▶ _EXERCISE PROMPT_
Restate the material word for word and leave out anything that is a picture.

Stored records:
(begin)
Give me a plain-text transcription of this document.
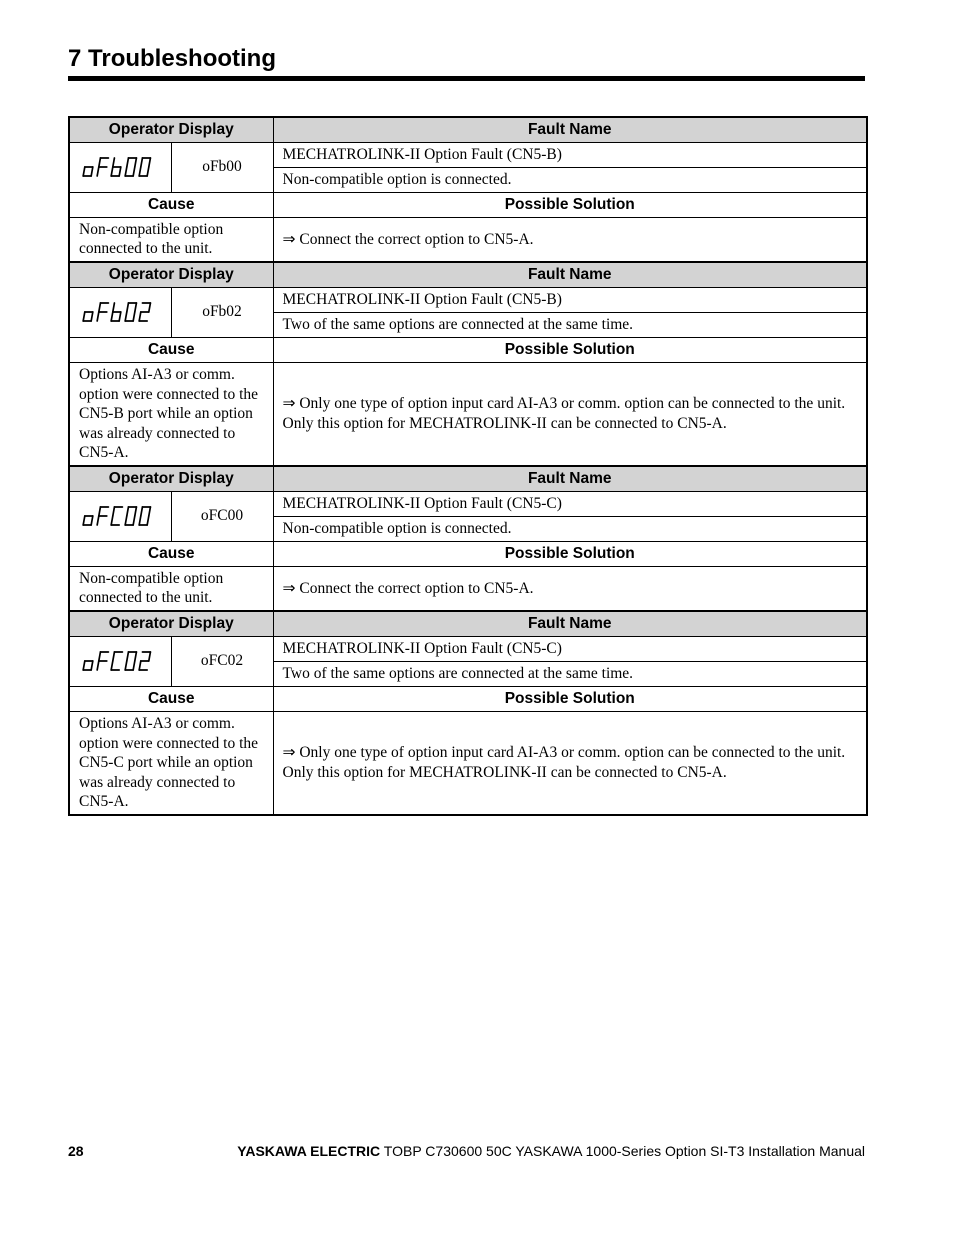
7 Troubleshooting
Operator Display		Fault Name

	oFb00	MECHATROLINK-II Option Fault (CN5-B)
		Non-compatible option is connected.
Cause		Possible Solution
Non-compatible option connected to the unit.		⇒ Connect the correct option to CN5-A.
Operator Display		Fault Name

	oFb02	MECHATROLINK-II Option Fault (CN5-B)
		Two of the same options are connected at the same time.
Cause		Possible Solution
Options AI-A3 or comm. option were connected to the CN5-B port while an option was already connected to CN5-A.		⇒ Only one type of option input card AI-A3 or comm. option can be connected to the unit. Only this option for MECHATROLINK-II can be connected to CN5-A.
Operator Display		Fault Name

	oFC00	MECHATROLINK-II Option Fault (CN5-C)
		Non-compatible option is connected.
Cause		Possible Solution
Non-compatible option connected to the unit.		⇒ Connect the correct option to CN5-A.
Operator Display		Fault Name

	oFC02	MECHATROLINK-II Option Fault (CN5-C)
		Two of the same options are connected at the same time.
Cause		Possible Solution
Options AI-A3 or comm. option were connected to the CN5-C port while an option was already connected to CN5-A.		⇒ Only one type of option input card AI-A3 or comm. option can be connected to the unit. Only this option for MECHATROLINK-II can be connected to CN5-A.
28	YASKAWA ELECTRIC TOBP C730600 50C YASKAWA 1000-Series Option SI-T3 Installation Manual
(end)
▶ _WRITTEN REPLY_
Give me a plain-text transcription of this document.
7 Troubleshooting
Operator Display		Fault Name

	oFb00	MECHATROLINK-II Option Fault (CN5-B)
		Non-compatible option is connected.
Cause		Possible Solution
Non-compatible option connected to the unit.		⇒ Connect the correct option to CN5-A.
Operator Display		Fault Name

	oFb02	MECHATROLINK-II Option Fault (CN5-B)
		Two of the same options are connected at the same time.
Cause		Possible Solution
Options AI-A3 or comm. option were connected to the CN5-B port while an option was already connected to CN5-A.		⇒ Only one type of option input card AI-A3 or comm. option can be connected to the unit. Only this option for MECHATROLINK-II can be connected to CN5-A.
Operator Display		Fault Name

	oFC00	MECHATROLINK-II Option Fault (CN5-C)
		Non-compatible option is connected.
Cause		Possible Solution
Non-compatible option connected to the unit.		⇒ Connect the correct option to CN5-A.
Operator Display		Fault Name

	oFC02	MECHATROLINK-II Option Fault (CN5-C)
		Two of the same options are connected at the same time.
Cause		Possible Solution
Options AI-A3 or comm. option were connected to the CN5-C port while an option was already connected to CN5-A.		⇒ Only one type of option input card AI-A3 or comm. option can be connected to the unit. Only this option for MECHATROLINK-II can be connected to CN5-A.
28	YASKAWA ELECTRIC TOBP C730600 50C YASKAWA 1000-Series Option SI-T3 Installation Manual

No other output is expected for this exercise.